▸ Goal
Please write the listing below out again exactly, leaving every picture behind.
— START Dataset —
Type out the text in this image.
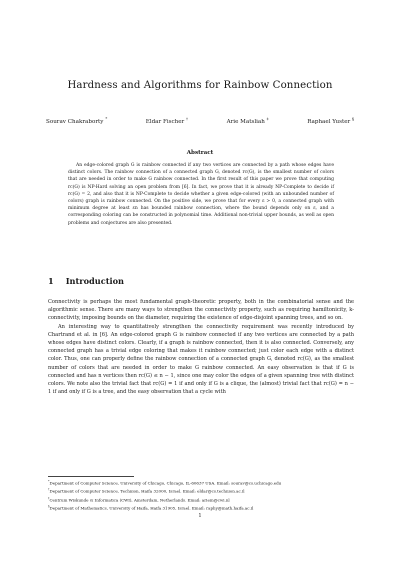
Hardness and Algorithms for Rainbow Connection
Sourav Chakraborty *
Eldar Fischer †
Arie Matsliah ‡
Raphael Yuster §
Abstract

An edge-colored graph G is rainbow connected if any two vertices are connected by a path whose edges have distinct colors. The rainbow connection of a connected graph G, denoted rc(G), is the smallest number of colors that are needed in order to make G rainbow connected. In the first result of this paper we prove that computing rc(G) is NP-Hard solving an open problem from [6]. In fact, we prove that it is already NP-Complete to decide if rc(G) = 2, and also that it is NP-Complete to decide whether a given edge-colored (with an unbounded number of colors) graph is rainbow connected. On the positive side, we prove that for every ε > 0, a connected graph with minimum degree at least εn has bounded rainbow connection, where the bound depends only on ε, and a corresponding coloring can be constructed in polynomial time. Additional non-trivial upper bounds, as well as open problems and conjectures are also presented.

1 Introduction

Connectivity is perhaps the most fundamental graph-theoretic property, both in the combinatorial sense and the algorithmic sense. There are many ways to strengthen the connectivity property, such as requiring hamiltonicity, k-connectivity, imposing bounds on the diameter, requiring the existence of edge-disjoint spanning trees, and so on.

An interesting way to quantitatively strengthen the connectivity requirement was recently introduced by Chartrand et al. in [6]. An edge-colored graph G is rainbow connected if any two vertices are connected by a path whose edges have distinct colors. Clearly, if a graph is rainbow connected, then it is also connected. Conversely, any connected graph has a trivial edge coloring that makes it rainbow connected; just color each edge with a distinct color. Thus, one can properly define the rainbow connection of a connected graph G, denoted rc(G), as the smallest number of colors that are needed in order to make G rainbow connected. An easy observation is that if G is connected and has n vertices then rc(G) ≤ n − 1, since one may color the edges of a given spanning tree with distinct colors. We note also the trivial fact that rc(G) = 1 if and only if G is a clique, the (almost) trivial fact that rc(G) = n − 1 if and only if G is a tree, and the easy observation that a cycle with

*Department of Computer Science, University of Chicago, Chicago, IL-60637 USA. Email: sourav@cs.uchicago.edu
†Department of Computer Science, Technion, Haifa 32000, Israel. Email: eldar@cs.technion.ac.il
‡Centrum Wiskunde & Informatica (CWI), Amsterdam, Netherlands. Email: ariem@cwi.nl
§Department of Mathematics, University of Haifa, Haifa 31905, Israel. Email: raphy@math.haifa.ac.il
1
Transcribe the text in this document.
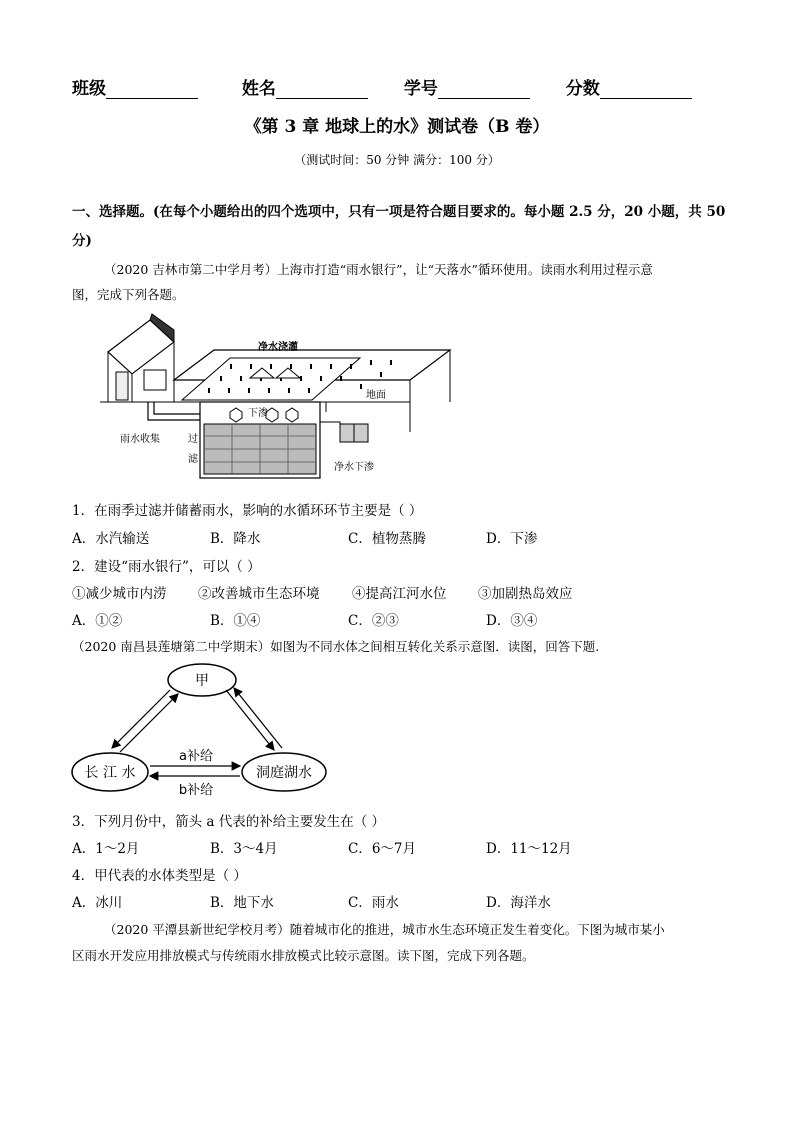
班级	姓名	学号	分数
《第 3 章 地球上的水》测试卷（B 卷）
（测试时间：50 分钟 满分：100 分）
一、选择题。(在每个小题给出的四个选项中，只有一项是符合题目要求的。每小题 2.5 分，20 小题，共 50
分)
（2020 吉林市第二中学月考）上海市打造“雨水银行”，让“天落水”循环使用。读雨水利用过程示意
图，完成下列各题。
净水浇灌
地面
下渗
雨水收集	过
滤
净水下渗
1．在雨季过滤并储蓄雨水，影响的水循环环节主要是（ ）
A．水汽输送	B．降水	C．植物蒸腾	D．下渗
2．建设“雨水银行”，可以（ ）
①减少城市内涝 ②改善城市生态环境 ④提高江河水位 ③加剧热岛效应
A．①②	B．①④	C．②③	D．③④
（2020 南昌县莲塘第二中学期末）如图为不同水体之间相互转化关系示意图．读图，回答下题.
甲
长 江 水	洞庭湖水
a补给
b补给
3．下列月份中，箭头 a 代表的补给主要发生在（ ）
A．1～2月	B．3～4月	C．6～7月	D．11～12月
4．甲代表的水体类型是（ ）
A．冰川	B．地下水	C．雨水	D．海洋水
（2020 平潭县新世纪学校月考）随着城市化的推进，城市水生态环境正发生着变化。下图为城市某小
区雨水开发应用排放模式与传统雨水排放模式比较示意图。读下图，完成下列各题。
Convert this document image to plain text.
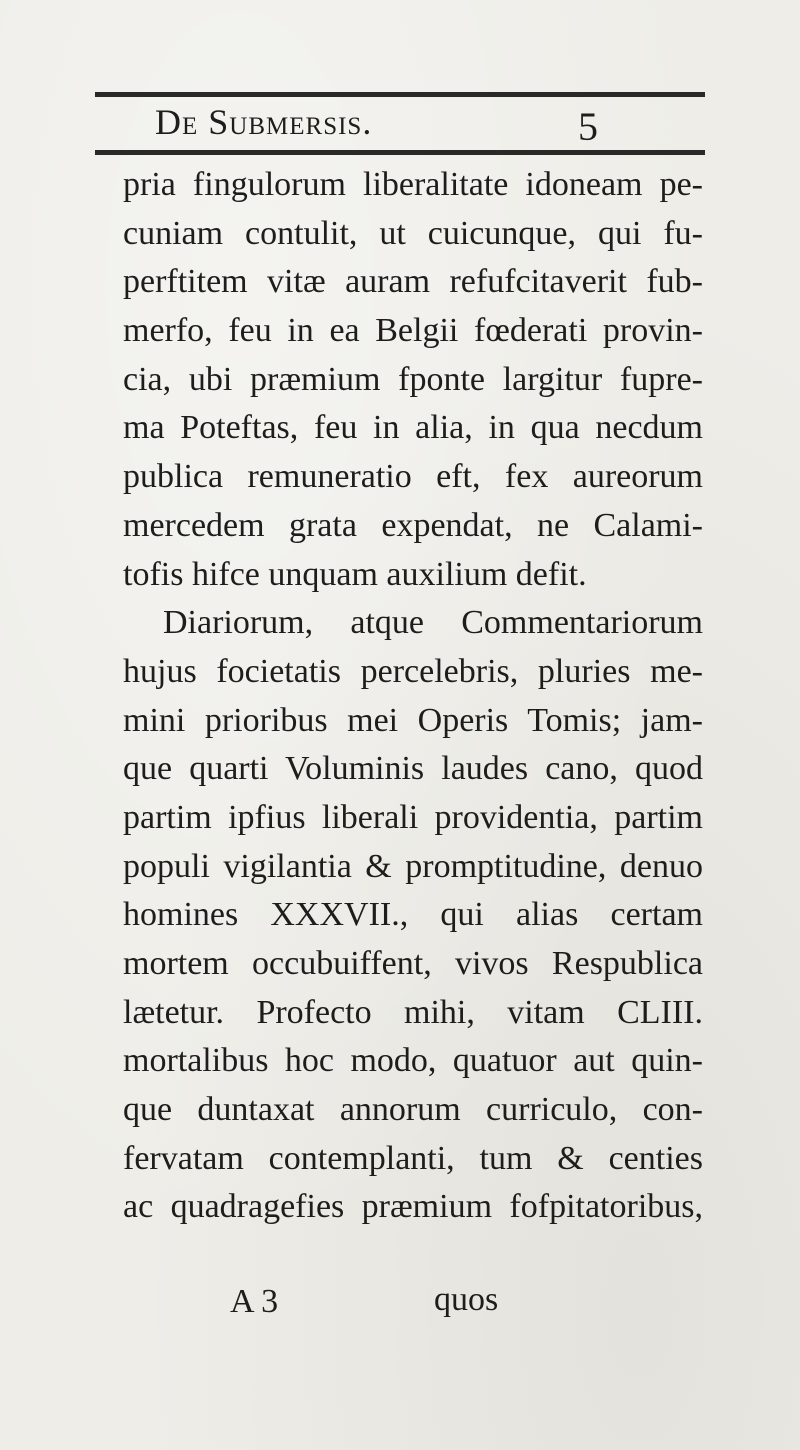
De Submersis.	5
pria fingulorum liberalitate idoneam pe-
cuniam contulit, ut cuicunque, qui fu-
perftitem vitæ auram refufcitaverit fub-
merfo, feu in ea Belgii fœderati provin-
cia, ubi præmium fponte largitur fupre-
ma Poteftas, feu in alia, in qua necdum
publica remuneratio eft, fex aureorum
mercedem grata expendat, ne Calami-
tofis hifce unquam auxilium defit.
Diariorum, atque Commentariorum
hujus focietatis percelebris, pluries me-
mini prioribus mei Operis Tomis; jam-
que quarti Voluminis laudes cano, quod
partim ipfius liberali providentia, partim
populi vigilantia & promptitudine, denuo
homines XXXVII., qui alias certam
mortem occubuiffent, vivos Respublica
lætetur. Profecto mihi, vitam CLIII.
mortalibus hoc modo, quatuor aut quin-
que duntaxat annorum curriculo, con-
fervatam contemplanti, tum & centies
ac quadragefies præmium fofpitatoribus,
A 3	quos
— END Dataset —
▸ Exercise answer
Type out the text in this image.
Hardness and Algorithms for Rainbow Connection
Sourav Chakraborty *
Eldar Fischer †
Arie Matsliah ‡
Raphael Yuster §
Abstract

An edge-colored graph G is rainbow connected if any two vertices are connected by a path whose edges have distinct colors. The rainbow connection of a connected graph G, denoted rc(G), is the smallest number of colors that are needed in order to make G rainbow connected. In the first result of this paper we prove that computing rc(G) is NP-Hard solving an open problem from [6]. In fact, we prove that it is already NP-Complete to decide if rc(G) = 2, and also that it is NP-Complete to decide whether a given edge-colored (with an unbounded number of colors) graph is rainbow connected. On the positive side, we prove that for every ε > 0, a connected graph with minimum degree at least εn has bounded rainbow connection, where the bound depends only on ε, and a corresponding coloring can be constructed in polynomial time. Additional non-trivial upper bounds, as well as open problems and conjectures are also presented.

1 Introduction

Connectivity is perhaps the most fundamental graph-theoretic property, both in the combinatorial sense and the algorithmic sense. There are many ways to strengthen the connectivity property, such as requiring hamiltonicity, k-connectivity, imposing bounds on the diameter, requiring the existence of edge-disjoint spanning trees, and so on.

An interesting way to quantitatively strengthen the connectivity requirement was recently introduced by Chartrand et al. in [6]. An edge-colored graph G is rainbow connected if any two vertices are connected by a path whose edges have distinct colors. Clearly, if a graph is rainbow connected, then it is also connected. Conversely, any connected graph has a trivial edge coloring that makes it rainbow connected; just color each edge with a distinct color. Thus, one can properly define the rainbow connection of a connected graph G, denoted rc(G), as the smallest number of colors that are needed in order to make G rainbow connected. An easy observation is that if G is connected and has n vertices then rc(G) ≤ n − 1, since one may color the edges of a given spanning tree with distinct colors. We note also the trivial fact that rc(G) = 1 if and only if G is a clique, the (almost) trivial fact that rc(G) = n − 1 if and only if G is a tree, and the easy observation that a cycle with

*Department of Computer Science, University of Chicago, Chicago, IL-60637 USA. Email: sourav@cs.uchicago.edu
†Department of Computer Science, Technion, Haifa 32000, Israel. Email: eldar@cs.technion.ac.il
‡Centrum Wiskunde & Informatica (CWI), Amsterdam, Netherlands. Email: ariem@cwi.nl
§Department of Mathematics, University of Haifa, Haifa 31905, Israel. Email: raphy@math.haifa.ac.il
1
Transcribe the text in this document.
班级	姓名	学号	分数
《第 3 章 地球上的水》测试卷（B 卷）
（测试时间：50 分钟 满分：100 分）
一、选择题。(在每个小题给出的四个选项中，只有一项是符合题目要求的。每小题 2.5 分，20 小题，共 50
分)
（2020 吉林市第二中学月考）上海市打造“雨水银行”，让“天落水”循环使用。读雨水利用过程示意
图，完成下列各题。
净水浇灌
地面
下渗
雨水收集	过
滤
净水下渗
1．在雨季过滤并储蓄雨水，影响的水循环环节主要是（ ）
A．水汽输送	B．降水	C．植物蒸腾	D．下渗
2．建设“雨水银行”，可以（ ）
①减少城市内涝 ②改善城市生态环境 ④提高江河水位 ③加剧热岛效应
A．①②	B．①④	C．②③	D．③④
（2020 南昌县莲塘第二中学期末）如图为不同水体之间相互转化关系示意图．读图，回答下题.
甲
长 江 水	洞庭湖水
a补给
b补给
3．下列月份中，箭头 a 代表的补给主要发生在（ ）
A．1～2月	B．3～4月	C．6～7月	D．11～12月
4．甲代表的水体类型是（ ）
A．冰川	B．地下水	C．雨水	D．海洋水
（2020 平潭县新世纪学校月考）随着城市化的推进，城市水生态环境正发生着变化。下图为城市某小
区雨水开发应用排放模式与传统雨水排放模式比较示意图。读下图，完成下列各题。
Convert this document image to plain text.
De Submersis.	5
pria fingulorum liberalitate idoneam pe-
cuniam contulit, ut cuicunque, qui fu-
perftitem vitæ auram refufcitaverit fub-
merfo, feu in ea Belgii fœderati provin-
cia, ubi præmium fponte largitur fupre-
ma Poteftas, feu in alia, in qua necdum
publica remuneratio eft, fex aureorum
mercedem grata expendat, ne Calami-
tofis hifce unquam auxilium defit.
Diariorum, atque Commentariorum
hujus focietatis percelebris, pluries me-
mini prioribus mei Operis Tomis; jam-
que quarti Voluminis laudes cano, quod
partim ipfius liberali providentia, partim
populi vigilantia & promptitudine, denuo
homines XXXVII., qui alias certam
mortem occubuiffent, vivos Respublica
lætetur. Profecto mihi, vitam CLIII.
mortalibus hoc modo, quatuor aut quin-
que duntaxat annorum curriculo, con-
fervatam contemplanti, tum & centies
ac quadragefies præmium fofpitatoribus,
A 3	quos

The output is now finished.